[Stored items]
┌──

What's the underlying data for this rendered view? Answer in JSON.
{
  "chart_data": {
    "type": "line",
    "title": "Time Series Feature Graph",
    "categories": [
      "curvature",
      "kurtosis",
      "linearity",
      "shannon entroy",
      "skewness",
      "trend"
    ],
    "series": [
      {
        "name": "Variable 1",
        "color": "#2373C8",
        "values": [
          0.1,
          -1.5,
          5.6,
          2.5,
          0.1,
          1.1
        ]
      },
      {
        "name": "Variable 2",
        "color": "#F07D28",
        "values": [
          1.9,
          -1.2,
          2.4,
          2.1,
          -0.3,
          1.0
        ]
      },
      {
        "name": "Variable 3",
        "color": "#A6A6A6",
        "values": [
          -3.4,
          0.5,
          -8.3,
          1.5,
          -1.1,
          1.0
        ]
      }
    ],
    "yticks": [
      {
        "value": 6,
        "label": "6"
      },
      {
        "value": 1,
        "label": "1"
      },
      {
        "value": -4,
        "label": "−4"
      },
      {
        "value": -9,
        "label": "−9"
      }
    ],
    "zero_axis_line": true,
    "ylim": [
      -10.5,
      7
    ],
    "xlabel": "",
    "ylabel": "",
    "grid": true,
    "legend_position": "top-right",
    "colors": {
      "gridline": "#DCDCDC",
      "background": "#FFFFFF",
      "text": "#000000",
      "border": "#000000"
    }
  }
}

└──

* [EXERCISE DESCRIPTION] Using the entries above, return each line in which the word "name" occurs.

* [RESPONSE FOR THIS EXERCISE]
        "name": "Variable 1",
        "name": "Variable 2",
        "name": "Variable 3",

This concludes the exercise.